• Challenge: Scan the records below. List lines holding "الاجتهاد".

• Records for processing:
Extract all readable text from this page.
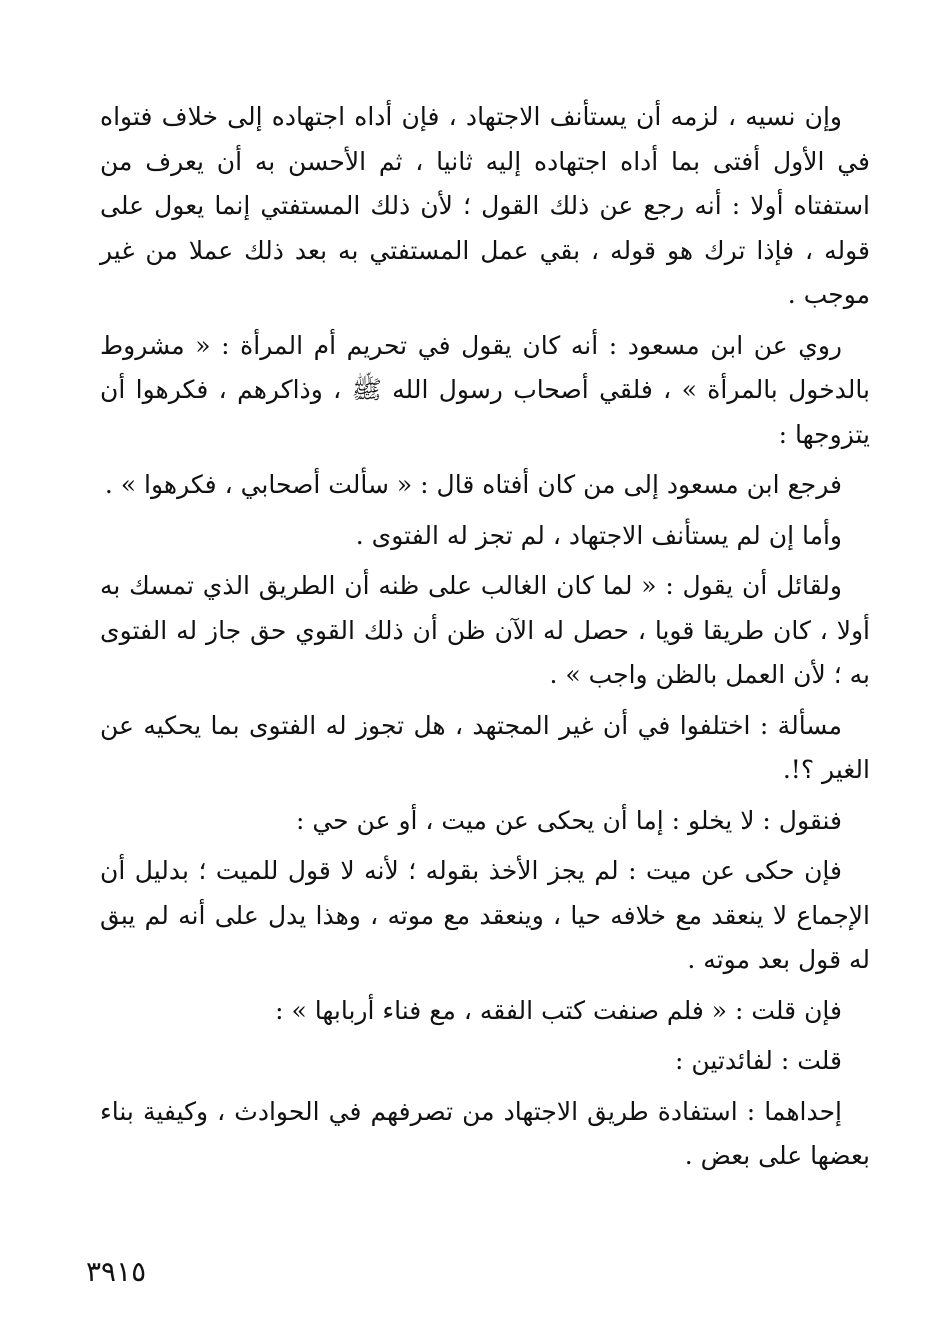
وإن نسيه ، لزمه أن يستأنف الاجتهاد ، فإن أداه اجتهاده إلى خلاف فتواه في الأول أفتى بما أداه اجتهاده إليه ثانيا ، ثم الأحسن به أن يعرف من استفتاه أولا : أنه رجع عن ذلك القول ؛ لأن ذلك المستفتي إنما يعول على قوله ، فإذا ترك هو قوله ، بقي عمل المستفتي به بعد ذلك عملا من غير موجب .

روي عن ابن مسعود : أنه كان يقول في تحريم أم المرأة : « مشروط بالدخول بالمرأة » ، فلقي أصحاب رسول الله ﷺ ، وذاكرهم ، فكرهوا أن يتزوجها :

فرجع ابن مسعود إلى من كان أفتاه قال : « سألت أصحابي ، فكرهوا » .

وأما إن لم يستأنف الاجتهاد ، لم تجز له الفتوى .

ولقائل أن يقول : « لما كان الغالب على ظنه أن الطريق الذي تمسك به أولا ، كان طريقا قويا ، حصل له الآن ظن أن ذلك القوي حق جاز له الفتوى به ؛ لأن العمل بالظن واجب » .

مسألة : اختلفوا في أن غير المجتهد ، هل تجوز له الفتوى بما يحكيه عن الغير ؟!.

فنقول : لا يخلو : إما أن يحكى عن ميت ، أو عن حي :

فإن حكى عن ميت : لم يجز الأخذ بقوله ؛ لأنه لا قول للميت ؛ بدليل أن الإجماع لا ينعقد مع خلافه حيا ، وينعقد مع موته ، وهذا يدل على أنه لم يبق له قول بعد موته .

فإن قلت : « فلم صنفت كتب الفقه ، مع فناء أربابها » :

قلت : لفائدتين :

إحداهما : استفادة طريق الاجتهاد من تصرفهم في الحوادث ، وكيفية بناء بعضها على بعض .

٣٩١٥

• Correct answer:
وإن نسيه ، لزمه أن يستأنف الاجتهاد ، فإن أداه اجتهاده إلى خلاف فتواه في الأول أفتى بما أداه اجتهاده إليه ثانيا ، ثم الأحسن به أن يعرف من استفتاه أولا : أنه رجع عن ذلك القول ؛ لأن ذلك المستفتي إنما يعول على قوله ، فإذا ترك هو قوله ، بقي عمل المستفتي به بعد ذلك عملا من غير موجب .
وأما إن لم يستأنف الاجتهاد ، لم تجز له الفتوى .
إحداهما : استفادة طريق الاجتهاد من تصرفهم في الحوادث ، وكيفية بناء بعضها على بعض .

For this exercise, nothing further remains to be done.